-- EXERCISE GOAL --
Read the lines that follow and pick out every one containing the word "drücken".

[Data records]
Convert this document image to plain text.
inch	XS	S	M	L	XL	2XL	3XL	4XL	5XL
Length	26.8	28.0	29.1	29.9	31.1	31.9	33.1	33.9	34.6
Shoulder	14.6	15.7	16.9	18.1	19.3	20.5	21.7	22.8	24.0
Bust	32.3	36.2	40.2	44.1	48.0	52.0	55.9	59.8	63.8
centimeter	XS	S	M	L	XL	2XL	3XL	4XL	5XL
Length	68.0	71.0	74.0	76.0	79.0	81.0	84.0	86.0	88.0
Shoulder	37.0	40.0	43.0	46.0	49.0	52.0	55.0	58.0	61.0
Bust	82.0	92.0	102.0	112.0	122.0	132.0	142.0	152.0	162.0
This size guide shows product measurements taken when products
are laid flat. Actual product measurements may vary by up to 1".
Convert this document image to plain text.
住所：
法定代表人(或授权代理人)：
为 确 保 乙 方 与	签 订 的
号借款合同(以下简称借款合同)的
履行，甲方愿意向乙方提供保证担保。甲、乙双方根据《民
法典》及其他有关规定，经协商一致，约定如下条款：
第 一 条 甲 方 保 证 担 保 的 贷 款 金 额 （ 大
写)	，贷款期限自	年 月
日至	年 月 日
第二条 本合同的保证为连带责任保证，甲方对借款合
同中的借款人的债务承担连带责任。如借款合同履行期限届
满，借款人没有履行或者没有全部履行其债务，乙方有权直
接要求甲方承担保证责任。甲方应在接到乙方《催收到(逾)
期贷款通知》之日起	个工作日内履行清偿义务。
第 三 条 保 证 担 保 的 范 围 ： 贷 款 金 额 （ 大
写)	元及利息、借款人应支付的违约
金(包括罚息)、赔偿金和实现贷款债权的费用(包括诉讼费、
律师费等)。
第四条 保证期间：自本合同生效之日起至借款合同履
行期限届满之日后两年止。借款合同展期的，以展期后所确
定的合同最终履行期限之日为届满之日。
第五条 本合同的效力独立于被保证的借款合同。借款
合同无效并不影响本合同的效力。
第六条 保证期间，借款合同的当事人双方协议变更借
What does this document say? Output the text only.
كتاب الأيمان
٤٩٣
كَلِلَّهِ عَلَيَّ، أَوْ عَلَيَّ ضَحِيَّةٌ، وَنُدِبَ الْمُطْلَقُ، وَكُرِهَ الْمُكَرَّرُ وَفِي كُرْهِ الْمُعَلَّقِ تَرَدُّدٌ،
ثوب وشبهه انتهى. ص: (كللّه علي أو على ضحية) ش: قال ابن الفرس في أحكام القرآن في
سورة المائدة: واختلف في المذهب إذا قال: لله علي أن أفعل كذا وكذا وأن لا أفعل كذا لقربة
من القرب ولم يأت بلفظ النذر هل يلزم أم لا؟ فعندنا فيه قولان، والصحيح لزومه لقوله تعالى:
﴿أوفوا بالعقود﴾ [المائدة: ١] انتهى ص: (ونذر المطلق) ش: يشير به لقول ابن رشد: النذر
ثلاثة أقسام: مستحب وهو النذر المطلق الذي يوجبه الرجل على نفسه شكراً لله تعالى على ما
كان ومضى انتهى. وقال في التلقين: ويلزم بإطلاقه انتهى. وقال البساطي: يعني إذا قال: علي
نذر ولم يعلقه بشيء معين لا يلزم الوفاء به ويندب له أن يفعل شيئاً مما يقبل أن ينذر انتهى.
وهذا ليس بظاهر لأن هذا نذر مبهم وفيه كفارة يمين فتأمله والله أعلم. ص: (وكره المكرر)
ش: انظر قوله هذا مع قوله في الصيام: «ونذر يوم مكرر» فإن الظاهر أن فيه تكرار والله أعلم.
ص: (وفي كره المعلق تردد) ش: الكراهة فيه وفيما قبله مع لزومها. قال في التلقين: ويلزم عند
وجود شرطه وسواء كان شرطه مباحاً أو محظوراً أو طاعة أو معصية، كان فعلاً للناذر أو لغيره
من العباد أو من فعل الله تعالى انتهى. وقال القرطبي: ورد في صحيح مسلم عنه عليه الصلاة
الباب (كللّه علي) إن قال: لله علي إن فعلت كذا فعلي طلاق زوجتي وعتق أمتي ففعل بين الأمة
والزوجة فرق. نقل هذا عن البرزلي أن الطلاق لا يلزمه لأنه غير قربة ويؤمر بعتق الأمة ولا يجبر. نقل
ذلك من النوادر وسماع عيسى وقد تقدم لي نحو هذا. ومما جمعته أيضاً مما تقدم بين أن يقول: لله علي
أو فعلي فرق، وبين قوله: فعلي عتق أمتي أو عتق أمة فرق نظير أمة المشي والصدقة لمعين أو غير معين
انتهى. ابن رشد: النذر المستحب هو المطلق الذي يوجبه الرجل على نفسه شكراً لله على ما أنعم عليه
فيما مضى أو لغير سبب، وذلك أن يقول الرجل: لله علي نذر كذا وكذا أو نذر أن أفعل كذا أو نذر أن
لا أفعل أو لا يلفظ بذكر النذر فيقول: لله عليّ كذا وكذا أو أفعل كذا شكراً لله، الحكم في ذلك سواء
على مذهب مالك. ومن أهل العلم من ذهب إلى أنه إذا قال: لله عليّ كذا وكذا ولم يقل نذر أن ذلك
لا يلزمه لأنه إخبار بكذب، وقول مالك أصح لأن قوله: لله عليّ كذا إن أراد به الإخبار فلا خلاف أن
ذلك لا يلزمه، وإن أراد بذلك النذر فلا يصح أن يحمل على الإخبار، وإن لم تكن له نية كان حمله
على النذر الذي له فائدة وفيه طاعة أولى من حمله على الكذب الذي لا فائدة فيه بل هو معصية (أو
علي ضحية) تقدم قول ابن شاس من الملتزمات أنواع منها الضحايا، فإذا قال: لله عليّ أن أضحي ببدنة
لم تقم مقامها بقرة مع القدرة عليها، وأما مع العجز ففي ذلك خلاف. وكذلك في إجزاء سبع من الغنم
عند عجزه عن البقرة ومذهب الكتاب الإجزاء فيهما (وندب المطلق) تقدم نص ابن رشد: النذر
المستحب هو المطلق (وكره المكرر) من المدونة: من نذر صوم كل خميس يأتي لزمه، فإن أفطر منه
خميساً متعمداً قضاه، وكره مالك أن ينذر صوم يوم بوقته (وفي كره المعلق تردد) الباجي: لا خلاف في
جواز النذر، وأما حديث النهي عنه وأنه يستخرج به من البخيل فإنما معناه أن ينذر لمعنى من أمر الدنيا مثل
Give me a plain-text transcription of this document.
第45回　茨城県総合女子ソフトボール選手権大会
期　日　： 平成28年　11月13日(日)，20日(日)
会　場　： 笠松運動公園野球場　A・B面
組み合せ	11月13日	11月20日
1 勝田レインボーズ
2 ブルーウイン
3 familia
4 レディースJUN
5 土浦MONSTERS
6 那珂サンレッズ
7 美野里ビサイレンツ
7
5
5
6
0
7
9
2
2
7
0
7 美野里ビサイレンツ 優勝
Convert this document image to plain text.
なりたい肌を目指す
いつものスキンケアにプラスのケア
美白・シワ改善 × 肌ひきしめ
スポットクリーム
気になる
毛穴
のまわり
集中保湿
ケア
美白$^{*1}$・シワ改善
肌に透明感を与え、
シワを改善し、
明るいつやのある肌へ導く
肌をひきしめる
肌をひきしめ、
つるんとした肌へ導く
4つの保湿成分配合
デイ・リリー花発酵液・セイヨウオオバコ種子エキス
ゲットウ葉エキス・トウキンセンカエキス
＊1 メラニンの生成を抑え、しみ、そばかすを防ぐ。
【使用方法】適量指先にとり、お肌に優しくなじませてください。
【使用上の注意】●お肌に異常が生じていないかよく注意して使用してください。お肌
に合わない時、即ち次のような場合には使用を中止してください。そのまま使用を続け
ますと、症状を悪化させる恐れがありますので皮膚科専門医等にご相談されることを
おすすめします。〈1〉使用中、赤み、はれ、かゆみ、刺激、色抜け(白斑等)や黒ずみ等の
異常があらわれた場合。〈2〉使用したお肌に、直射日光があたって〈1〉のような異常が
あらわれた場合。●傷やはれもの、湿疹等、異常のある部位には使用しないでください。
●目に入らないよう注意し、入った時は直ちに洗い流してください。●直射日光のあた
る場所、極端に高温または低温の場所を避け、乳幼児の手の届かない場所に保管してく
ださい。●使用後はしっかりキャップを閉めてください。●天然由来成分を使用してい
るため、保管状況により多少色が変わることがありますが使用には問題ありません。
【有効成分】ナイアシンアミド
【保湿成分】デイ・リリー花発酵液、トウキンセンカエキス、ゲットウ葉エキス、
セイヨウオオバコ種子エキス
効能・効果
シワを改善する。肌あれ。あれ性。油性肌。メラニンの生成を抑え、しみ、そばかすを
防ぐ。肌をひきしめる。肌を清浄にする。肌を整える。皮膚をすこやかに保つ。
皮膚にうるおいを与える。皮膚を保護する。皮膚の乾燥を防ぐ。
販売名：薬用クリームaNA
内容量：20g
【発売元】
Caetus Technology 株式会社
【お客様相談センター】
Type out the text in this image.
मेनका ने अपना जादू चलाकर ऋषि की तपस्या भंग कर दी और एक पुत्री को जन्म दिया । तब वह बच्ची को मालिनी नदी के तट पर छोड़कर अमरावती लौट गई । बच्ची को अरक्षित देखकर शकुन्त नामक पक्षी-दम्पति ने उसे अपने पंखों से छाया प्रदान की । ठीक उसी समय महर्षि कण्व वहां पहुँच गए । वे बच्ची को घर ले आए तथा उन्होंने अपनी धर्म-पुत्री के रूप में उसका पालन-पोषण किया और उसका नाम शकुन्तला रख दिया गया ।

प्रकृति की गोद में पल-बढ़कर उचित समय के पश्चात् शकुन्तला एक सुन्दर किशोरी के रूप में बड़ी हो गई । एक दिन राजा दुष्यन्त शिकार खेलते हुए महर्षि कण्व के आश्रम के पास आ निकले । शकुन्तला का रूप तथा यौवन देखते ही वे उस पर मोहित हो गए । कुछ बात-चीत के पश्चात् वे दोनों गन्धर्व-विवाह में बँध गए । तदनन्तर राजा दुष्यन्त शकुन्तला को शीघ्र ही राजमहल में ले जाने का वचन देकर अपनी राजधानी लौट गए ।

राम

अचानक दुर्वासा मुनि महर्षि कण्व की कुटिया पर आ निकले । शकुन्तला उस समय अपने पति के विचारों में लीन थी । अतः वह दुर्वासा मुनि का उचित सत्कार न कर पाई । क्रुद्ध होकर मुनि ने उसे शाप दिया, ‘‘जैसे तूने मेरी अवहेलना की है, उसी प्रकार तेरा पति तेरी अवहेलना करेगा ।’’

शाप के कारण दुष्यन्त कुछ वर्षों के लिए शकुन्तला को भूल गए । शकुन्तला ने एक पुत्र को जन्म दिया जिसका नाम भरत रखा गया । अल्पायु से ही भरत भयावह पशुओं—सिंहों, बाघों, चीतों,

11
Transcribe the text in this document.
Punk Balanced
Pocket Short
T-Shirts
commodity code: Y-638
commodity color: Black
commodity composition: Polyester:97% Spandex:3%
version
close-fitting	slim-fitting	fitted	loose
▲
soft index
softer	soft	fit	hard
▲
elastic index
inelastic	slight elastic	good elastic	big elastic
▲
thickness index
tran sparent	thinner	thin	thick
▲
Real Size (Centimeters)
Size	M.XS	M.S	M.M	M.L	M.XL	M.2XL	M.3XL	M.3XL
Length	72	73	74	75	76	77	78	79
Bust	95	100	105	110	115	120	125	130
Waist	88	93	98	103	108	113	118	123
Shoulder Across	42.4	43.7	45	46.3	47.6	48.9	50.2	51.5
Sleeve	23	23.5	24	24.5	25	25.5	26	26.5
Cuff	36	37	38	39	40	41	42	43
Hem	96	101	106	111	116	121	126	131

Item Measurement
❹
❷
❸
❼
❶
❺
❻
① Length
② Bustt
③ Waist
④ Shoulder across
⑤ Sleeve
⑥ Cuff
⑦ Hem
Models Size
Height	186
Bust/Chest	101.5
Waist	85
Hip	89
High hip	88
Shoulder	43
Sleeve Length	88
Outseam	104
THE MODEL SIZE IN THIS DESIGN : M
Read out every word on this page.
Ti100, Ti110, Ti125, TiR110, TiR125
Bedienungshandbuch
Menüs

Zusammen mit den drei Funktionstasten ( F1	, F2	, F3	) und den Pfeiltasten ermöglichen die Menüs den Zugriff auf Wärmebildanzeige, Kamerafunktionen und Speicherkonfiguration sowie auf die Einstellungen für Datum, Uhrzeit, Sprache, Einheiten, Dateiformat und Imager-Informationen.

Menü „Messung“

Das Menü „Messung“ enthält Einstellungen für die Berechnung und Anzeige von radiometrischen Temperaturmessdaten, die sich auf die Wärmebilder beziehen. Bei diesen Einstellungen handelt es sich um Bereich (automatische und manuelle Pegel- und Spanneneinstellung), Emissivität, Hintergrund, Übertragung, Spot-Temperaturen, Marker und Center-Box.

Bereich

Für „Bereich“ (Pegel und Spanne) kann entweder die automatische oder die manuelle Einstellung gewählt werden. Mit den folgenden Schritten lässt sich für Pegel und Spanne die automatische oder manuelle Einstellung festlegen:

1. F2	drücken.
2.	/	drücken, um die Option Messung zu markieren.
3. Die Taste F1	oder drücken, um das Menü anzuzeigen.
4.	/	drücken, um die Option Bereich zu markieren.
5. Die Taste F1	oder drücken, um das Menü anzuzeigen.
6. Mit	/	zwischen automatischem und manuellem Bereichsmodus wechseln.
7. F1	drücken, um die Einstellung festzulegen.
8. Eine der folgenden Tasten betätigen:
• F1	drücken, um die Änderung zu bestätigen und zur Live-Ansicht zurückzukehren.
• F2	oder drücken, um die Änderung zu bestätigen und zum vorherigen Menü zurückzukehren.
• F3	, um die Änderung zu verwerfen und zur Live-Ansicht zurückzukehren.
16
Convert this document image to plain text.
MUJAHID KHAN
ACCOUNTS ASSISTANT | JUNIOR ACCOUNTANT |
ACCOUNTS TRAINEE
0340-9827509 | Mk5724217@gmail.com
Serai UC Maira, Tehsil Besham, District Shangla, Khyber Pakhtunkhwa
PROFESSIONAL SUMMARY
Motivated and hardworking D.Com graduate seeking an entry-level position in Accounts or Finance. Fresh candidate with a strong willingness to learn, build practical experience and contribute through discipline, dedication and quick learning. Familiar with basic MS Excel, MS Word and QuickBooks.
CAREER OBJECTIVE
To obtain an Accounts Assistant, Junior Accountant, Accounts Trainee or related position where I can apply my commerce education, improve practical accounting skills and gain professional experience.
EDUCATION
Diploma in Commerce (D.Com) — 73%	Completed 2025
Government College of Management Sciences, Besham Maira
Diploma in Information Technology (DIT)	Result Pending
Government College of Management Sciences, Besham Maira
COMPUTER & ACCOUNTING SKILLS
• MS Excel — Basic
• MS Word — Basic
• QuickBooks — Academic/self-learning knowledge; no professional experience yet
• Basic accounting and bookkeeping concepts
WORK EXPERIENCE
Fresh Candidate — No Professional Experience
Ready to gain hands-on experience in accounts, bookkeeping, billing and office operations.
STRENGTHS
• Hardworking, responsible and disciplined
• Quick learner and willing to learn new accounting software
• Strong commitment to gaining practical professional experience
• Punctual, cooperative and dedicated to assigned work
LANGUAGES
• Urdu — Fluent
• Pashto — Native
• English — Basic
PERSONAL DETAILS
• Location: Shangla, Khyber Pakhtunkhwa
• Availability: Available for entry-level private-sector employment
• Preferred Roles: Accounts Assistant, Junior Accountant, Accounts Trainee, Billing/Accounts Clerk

-- ANSWER TO THIS PROBLEM --
1. F2	drücken.
2.	/	drücken, um die Option Messung zu markieren.
3. Die Taste F1	oder drücken, um das Menü anzuzeigen.
4.	/	drücken, um die Option Bereich zu markieren.
5. Die Taste F1	oder drücken, um das Menü anzuzeigen.
7. F1	drücken, um die Einstellung festzulegen.
• F1	drücken, um die Änderung zu bestätigen und zur Live-Ansicht zurückzukehren.
• F2	oder drücken, um die Änderung zu bestätigen und zum vorherigen Menü zurückzukehren.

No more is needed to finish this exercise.